___ Given entries ___
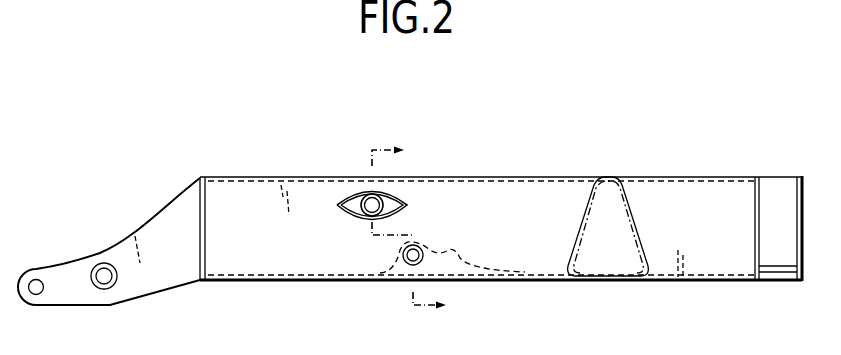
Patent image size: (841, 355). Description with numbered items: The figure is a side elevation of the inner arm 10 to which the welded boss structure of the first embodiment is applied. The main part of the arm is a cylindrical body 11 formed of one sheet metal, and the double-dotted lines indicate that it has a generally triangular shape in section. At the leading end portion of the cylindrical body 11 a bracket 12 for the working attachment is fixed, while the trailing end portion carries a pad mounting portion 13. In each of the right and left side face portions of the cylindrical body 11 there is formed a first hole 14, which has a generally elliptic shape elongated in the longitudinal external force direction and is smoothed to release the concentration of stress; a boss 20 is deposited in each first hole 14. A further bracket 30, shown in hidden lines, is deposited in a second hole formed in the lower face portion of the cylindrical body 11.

The inner arm 10 is at (461, 78).
The cylindrical body 11 is at (528, 176).
The bracket 12 is at (144, 236).
The pad mounting portion 13 is at (781, 190).
The first holes 14 is at (402, 200).
The bosses 20 is at (352, 203).
The bracket 30 is at (457, 272).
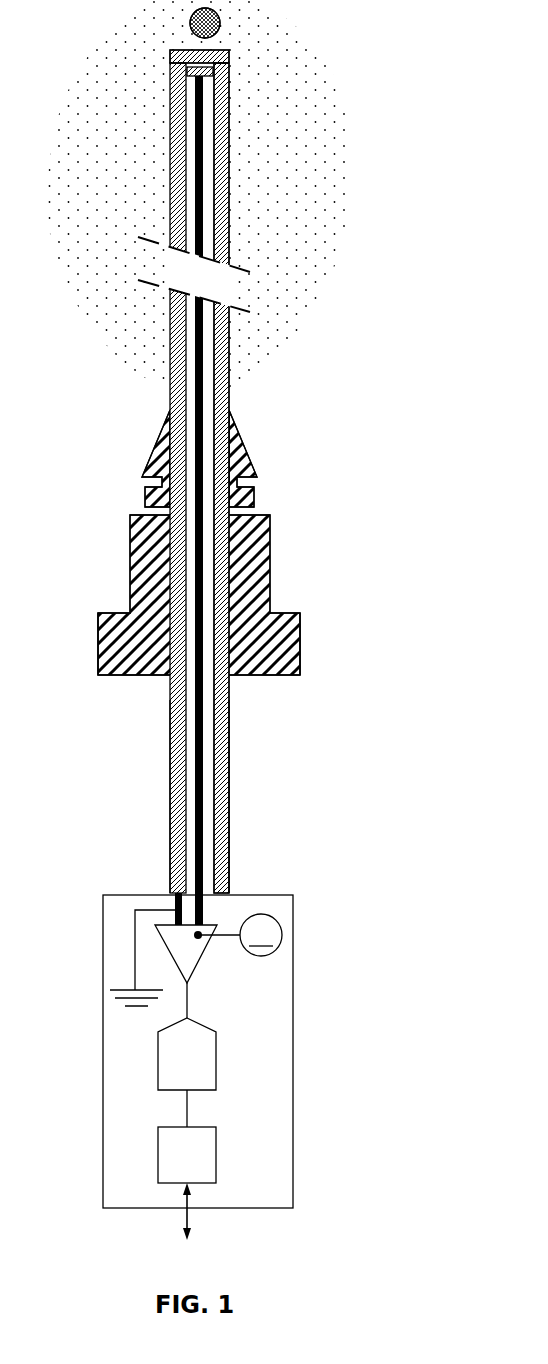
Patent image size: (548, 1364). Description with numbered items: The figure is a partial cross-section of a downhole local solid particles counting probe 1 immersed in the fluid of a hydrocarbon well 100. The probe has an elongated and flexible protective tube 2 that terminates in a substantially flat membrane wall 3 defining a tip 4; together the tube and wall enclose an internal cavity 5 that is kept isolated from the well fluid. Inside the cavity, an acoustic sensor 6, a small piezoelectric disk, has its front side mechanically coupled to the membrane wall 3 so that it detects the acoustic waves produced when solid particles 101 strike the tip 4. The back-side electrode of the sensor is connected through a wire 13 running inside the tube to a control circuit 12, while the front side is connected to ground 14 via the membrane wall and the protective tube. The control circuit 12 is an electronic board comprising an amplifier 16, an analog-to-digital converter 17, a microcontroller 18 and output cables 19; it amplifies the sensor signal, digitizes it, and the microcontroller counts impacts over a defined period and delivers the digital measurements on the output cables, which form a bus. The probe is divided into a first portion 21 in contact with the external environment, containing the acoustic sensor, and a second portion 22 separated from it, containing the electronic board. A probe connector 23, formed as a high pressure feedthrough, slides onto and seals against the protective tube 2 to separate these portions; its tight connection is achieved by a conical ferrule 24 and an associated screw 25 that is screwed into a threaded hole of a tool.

The downhole local solid particles counting probe 1 is at (60, 373).
The elongated and flexible protective tube 2 is at (228, 362).
The membrane wall 3 is at (230, 53).
The tip 4 is at (160, 58).
The internal cavity 5 is at (214, 232).
The acoustic sensor 6 is at (226, 72).
The control circuit 12 is at (209, 1051).
The wire 13 is at (196, 158).
The ground 14 is at (135, 970).
The amplifier 16 is at (190, 960).
The analog-to-digital converter 17 is at (206, 1078).
The microcontroller 18 is at (203, 1170).
The output cables 19 is at (183, 1217).
The first portion 21 is at (365, 302).
The second portion 22 is at (377, 855).
The probe connector 23 is at (343, 538).
The conical ferrule 24 is at (242, 463).
The screw 25 is at (299, 655).
The hydrocarbon well 100 is at (227, 487).
The solid particles 101 is at (192, 10).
___
*Objective*. Please give every line of the records above as a Markdown table with the columns No. and Line, numbering the rows in order. Leave out blank lines and the pictures.

*Result*.
| No. | Line |
|---|---|
| 1 | Patent image size: (841, 355). Description with numbered items: The figure is a side elevation of the inner arm 10 to which the welded boss structure of the first embodiment is applied. The main part of the arm is a cylindrical body 11 formed of one sheet metal, and the double-dotted lines indicate that it has a generally triangular shape in section. At the leading end portion of the cylindrical body 11 a bracket 12 for the working attachment is fixed, while the trailing end portion carries a pad mounting portion 13. In each of the right and left side face portions of the cylindrical body 11 there is formed a first hole 14, which has a generally elliptic shape elongated in the longitudinal external force direction and is smoothed to release the concentration of stress; a boss 20 is deposited in each first hole 14. A further bracket 30, shown in hidden lines, is deposited in a second hole formed in the lower face portion of the cylindrical body 11. |
| 2 | The inner arm 10 is at (461, 78). |
| 3 | The cylindrical body 11 is at (528, 176). |
| 4 | The bracket 12 is at (144, 236). |
| 5 | The pad mounting portion 13 is at (781, 190). |
| 6 | The first holes 14 is at (402, 200). |
| 7 | The bosses 20 is at (352, 203). |
| 8 | The bracket 30 is at (457, 272). |
| 9 | Patent image size: (548, 1364). Description with numbered items: The figure is a partial cross-section of a downhole local solid particles counting probe 1 immersed in the fluid of a hydrocarbon well 100. The probe has an elongated and flexible protective tube 2 that terminates in a substantially flat membrane wall 3 defining a tip 4; together the tube and wall enclose an internal cavity 5 that is kept isolated from the well fluid. Inside the cavity, an acoustic sensor 6, a small piezoelectric disk, has its front side mechanically coupled to the membrane wall 3 so that it detects the acoustic waves produced when solid particles 101 strike the tip 4. The back-side electrode of the sensor is connected through a wire 13 running inside the tube to a control circuit 12, while the front side is connected to ground 14 via the membrane wall and the protective tube. The control circuit 12 is an electronic board comprising an amplifier 16, an analog-to-digital converter 17, a microcontroller 18 and output cables 19; it amplifies the sensor signal, digitizes it, and the microcontroller counts impacts over a defined period and delivers the digital measurements on the output cables, which form a bus. The probe is divided into a first portion 21 in contact with the external environment, containing the acoustic sensor, and a second portion 22 separated from it, containing the electronic board. A probe connector 23, formed as a high pressure feedthrough, slides onto and seals against the protective tube 2 to separate these portions; its tight connection is achieved by a conical ferrule 24 and an associated screw 25 that is screwed into a threaded hole of a tool. |
| 10 | The downhole local solid particles counting probe 1 is at (60, 373). |
| 11 | The elongated and flexible protective tube 2 is at (228, 362). |
| 12 | The membrane wall 3 is at (230, 53). |
| 13 | The tip 4 is at (160, 58). |
| 14 | The internal cavity 5 is at (214, 232). |
| 15 | The acoustic sensor 6 is at (226, 72). |
| 16 | The control circuit 12 is at (209, 1051). |
| 17 | The wire 13 is at (196, 158). |
| 18 | The ground 14 is at (135, 970). |
| 19 | The amplifier 16 is at (190, 960). |
| 20 | The analog-to-digital converter 17 is at (206, 1078). |
| 21 | The microcontroller 18 is at (203, 1170). |
| 22 | The output cables 19 is at (183, 1217). |
| 23 | The first portion 21 is at (365, 302). |
| 24 | The second portion 22 is at (377, 855). |
| 25 | The probe connector 23 is at (343, 538). |
| 26 | The conical ferrule 24 is at (242, 463). |
| 27 | The screw 25 is at (299, 655). |
| 28 | The hydrocarbon well 100 is at (227, 487). |
| 29 | The solid particles 101 is at (192, 10). |